- [Work required]: State how many lines in the listing below include the word "AUDJPY", and add nothing besides the number.

* Begin Records provided *

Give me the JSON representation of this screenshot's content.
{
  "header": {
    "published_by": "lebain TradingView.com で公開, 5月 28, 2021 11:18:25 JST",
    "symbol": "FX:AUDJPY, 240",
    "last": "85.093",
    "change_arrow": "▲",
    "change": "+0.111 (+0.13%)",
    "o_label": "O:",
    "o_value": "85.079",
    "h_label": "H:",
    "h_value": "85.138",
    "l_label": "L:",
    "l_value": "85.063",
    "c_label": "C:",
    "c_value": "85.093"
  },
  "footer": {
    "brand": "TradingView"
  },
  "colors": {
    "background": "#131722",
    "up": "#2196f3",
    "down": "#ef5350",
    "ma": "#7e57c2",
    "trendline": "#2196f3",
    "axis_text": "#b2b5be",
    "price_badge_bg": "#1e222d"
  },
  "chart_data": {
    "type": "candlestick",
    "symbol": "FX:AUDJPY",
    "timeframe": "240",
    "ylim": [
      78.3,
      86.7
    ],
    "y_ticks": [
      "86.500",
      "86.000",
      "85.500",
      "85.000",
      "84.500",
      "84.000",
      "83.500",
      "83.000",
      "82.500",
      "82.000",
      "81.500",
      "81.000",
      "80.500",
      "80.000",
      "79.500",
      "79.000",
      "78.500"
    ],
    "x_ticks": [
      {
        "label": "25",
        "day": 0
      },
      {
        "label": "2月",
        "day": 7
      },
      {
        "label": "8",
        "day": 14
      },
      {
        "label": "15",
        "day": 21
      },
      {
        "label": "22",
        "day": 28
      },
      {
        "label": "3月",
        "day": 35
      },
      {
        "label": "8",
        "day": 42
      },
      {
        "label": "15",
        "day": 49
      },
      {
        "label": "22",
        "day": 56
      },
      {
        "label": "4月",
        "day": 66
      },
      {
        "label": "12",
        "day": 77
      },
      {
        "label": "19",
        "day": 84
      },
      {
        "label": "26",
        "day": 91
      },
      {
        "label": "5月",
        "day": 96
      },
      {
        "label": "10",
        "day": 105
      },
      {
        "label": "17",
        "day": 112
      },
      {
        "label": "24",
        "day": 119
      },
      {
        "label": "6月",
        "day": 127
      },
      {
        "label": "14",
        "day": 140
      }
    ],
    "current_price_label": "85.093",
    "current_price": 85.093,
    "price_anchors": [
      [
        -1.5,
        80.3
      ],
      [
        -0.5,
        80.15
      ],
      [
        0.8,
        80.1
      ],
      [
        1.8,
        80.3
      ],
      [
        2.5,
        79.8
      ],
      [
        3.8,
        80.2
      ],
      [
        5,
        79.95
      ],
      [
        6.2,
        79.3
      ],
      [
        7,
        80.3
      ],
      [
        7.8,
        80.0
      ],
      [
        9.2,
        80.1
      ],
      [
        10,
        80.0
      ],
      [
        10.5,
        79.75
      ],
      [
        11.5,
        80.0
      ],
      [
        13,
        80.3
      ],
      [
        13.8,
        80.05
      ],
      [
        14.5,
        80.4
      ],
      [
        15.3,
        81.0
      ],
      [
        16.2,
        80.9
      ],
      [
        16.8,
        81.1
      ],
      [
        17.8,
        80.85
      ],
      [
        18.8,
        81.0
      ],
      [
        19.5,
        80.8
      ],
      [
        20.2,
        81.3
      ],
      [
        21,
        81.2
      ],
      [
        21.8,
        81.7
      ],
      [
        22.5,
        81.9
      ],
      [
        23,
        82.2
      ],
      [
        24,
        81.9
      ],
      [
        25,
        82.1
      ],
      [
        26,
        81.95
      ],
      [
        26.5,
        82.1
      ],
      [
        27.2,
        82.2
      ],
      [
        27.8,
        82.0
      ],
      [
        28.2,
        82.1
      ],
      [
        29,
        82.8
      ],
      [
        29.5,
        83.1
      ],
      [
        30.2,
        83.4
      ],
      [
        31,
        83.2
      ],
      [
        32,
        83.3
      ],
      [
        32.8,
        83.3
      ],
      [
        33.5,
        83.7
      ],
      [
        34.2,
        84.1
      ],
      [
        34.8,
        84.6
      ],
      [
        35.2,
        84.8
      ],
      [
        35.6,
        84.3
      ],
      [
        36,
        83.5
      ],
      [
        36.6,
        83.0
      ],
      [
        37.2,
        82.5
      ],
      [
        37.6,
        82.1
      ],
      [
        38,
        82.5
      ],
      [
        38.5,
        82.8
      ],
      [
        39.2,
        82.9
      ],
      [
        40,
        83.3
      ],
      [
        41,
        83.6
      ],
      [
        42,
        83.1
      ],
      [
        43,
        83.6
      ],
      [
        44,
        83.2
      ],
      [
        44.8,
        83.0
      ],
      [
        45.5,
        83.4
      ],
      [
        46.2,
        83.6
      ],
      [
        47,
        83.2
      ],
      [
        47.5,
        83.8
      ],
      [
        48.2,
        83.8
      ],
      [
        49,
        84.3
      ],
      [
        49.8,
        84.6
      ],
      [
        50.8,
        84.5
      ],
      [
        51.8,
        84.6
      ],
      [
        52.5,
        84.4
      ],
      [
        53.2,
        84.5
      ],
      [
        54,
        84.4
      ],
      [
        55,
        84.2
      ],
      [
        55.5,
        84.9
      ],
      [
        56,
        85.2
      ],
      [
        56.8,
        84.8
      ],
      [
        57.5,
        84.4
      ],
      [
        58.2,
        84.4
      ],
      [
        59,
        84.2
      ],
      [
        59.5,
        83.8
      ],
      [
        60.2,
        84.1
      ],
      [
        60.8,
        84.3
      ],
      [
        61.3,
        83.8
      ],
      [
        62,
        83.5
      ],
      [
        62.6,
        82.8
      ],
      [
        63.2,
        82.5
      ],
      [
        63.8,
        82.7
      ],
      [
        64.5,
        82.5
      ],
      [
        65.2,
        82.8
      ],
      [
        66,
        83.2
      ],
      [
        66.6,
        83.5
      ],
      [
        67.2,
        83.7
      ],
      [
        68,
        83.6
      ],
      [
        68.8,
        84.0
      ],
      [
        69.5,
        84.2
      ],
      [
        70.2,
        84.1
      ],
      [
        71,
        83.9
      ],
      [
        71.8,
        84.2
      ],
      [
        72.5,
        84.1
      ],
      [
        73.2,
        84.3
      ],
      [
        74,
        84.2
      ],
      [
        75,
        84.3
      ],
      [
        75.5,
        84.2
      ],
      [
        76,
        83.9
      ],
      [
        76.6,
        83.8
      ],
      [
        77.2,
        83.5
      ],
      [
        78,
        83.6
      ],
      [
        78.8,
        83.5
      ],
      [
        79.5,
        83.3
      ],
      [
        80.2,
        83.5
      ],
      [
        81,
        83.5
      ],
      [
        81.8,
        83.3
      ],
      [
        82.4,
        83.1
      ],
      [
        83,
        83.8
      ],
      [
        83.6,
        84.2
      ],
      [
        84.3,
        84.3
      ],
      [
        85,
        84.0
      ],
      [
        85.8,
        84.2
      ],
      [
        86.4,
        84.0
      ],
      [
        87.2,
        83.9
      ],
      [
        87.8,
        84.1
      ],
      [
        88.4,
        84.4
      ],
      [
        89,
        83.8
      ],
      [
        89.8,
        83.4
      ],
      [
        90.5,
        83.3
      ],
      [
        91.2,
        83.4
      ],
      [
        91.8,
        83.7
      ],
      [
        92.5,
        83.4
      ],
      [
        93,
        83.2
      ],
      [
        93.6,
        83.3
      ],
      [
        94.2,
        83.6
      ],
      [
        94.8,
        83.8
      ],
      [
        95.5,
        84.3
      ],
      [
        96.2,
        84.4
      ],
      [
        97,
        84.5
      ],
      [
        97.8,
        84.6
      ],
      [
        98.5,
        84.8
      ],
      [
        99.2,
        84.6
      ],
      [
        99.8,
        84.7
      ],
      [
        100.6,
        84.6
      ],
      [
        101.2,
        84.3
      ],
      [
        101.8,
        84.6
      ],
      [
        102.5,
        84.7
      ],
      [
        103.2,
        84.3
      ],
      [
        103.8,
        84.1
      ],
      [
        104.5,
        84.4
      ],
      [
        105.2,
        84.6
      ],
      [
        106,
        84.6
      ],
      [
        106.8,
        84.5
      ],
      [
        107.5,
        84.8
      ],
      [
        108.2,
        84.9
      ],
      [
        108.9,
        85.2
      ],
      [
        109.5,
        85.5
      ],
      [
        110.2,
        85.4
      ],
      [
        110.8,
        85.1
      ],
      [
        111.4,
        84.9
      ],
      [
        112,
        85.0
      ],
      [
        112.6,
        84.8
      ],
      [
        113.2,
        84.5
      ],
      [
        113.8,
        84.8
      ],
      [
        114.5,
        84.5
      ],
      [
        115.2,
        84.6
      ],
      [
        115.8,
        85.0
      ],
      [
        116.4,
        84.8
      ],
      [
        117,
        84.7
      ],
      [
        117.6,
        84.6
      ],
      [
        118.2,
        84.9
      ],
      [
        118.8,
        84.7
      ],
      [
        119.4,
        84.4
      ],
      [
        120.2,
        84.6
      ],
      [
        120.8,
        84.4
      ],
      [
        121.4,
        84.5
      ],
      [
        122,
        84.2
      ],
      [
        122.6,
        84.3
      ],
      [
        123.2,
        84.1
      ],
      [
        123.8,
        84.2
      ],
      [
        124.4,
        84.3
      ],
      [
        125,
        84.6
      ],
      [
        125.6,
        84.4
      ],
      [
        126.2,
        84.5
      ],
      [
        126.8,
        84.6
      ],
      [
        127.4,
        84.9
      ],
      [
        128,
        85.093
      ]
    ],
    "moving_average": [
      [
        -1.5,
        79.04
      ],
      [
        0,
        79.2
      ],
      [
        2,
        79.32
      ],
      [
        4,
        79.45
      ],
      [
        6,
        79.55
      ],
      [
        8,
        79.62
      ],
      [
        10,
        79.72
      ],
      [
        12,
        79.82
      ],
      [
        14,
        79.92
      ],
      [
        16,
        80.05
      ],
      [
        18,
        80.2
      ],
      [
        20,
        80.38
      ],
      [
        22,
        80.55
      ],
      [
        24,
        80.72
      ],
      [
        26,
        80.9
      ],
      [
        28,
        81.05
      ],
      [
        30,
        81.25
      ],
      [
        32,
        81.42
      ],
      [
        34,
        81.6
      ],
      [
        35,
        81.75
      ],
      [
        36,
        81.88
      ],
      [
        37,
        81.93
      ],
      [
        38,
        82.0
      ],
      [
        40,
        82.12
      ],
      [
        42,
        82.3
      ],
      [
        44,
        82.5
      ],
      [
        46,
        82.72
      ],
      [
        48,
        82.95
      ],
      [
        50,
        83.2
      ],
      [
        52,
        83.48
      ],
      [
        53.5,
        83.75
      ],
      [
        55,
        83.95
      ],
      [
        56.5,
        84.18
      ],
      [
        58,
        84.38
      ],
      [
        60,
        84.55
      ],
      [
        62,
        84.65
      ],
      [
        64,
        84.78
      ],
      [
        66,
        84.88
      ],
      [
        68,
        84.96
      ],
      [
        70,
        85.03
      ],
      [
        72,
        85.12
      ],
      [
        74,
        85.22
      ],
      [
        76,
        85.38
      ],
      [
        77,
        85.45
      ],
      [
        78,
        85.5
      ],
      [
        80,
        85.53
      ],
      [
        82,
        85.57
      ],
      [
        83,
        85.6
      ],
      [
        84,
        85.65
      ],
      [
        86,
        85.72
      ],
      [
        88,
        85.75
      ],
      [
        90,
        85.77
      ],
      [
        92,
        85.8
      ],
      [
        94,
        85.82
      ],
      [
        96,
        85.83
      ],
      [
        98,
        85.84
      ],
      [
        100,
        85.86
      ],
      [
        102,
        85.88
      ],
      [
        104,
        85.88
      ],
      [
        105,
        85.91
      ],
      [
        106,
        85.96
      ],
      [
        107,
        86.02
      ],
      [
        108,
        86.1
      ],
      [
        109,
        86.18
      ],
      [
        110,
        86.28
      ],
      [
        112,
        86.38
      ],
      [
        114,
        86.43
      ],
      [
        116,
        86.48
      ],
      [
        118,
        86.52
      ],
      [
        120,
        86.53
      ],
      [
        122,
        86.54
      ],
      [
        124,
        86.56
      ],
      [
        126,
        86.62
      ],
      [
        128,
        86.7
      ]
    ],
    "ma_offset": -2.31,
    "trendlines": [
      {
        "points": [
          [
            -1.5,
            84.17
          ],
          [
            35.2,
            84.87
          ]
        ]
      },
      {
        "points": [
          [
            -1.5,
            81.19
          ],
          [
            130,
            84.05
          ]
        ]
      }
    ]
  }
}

* End Records provided *

- [Solution to this task]: 2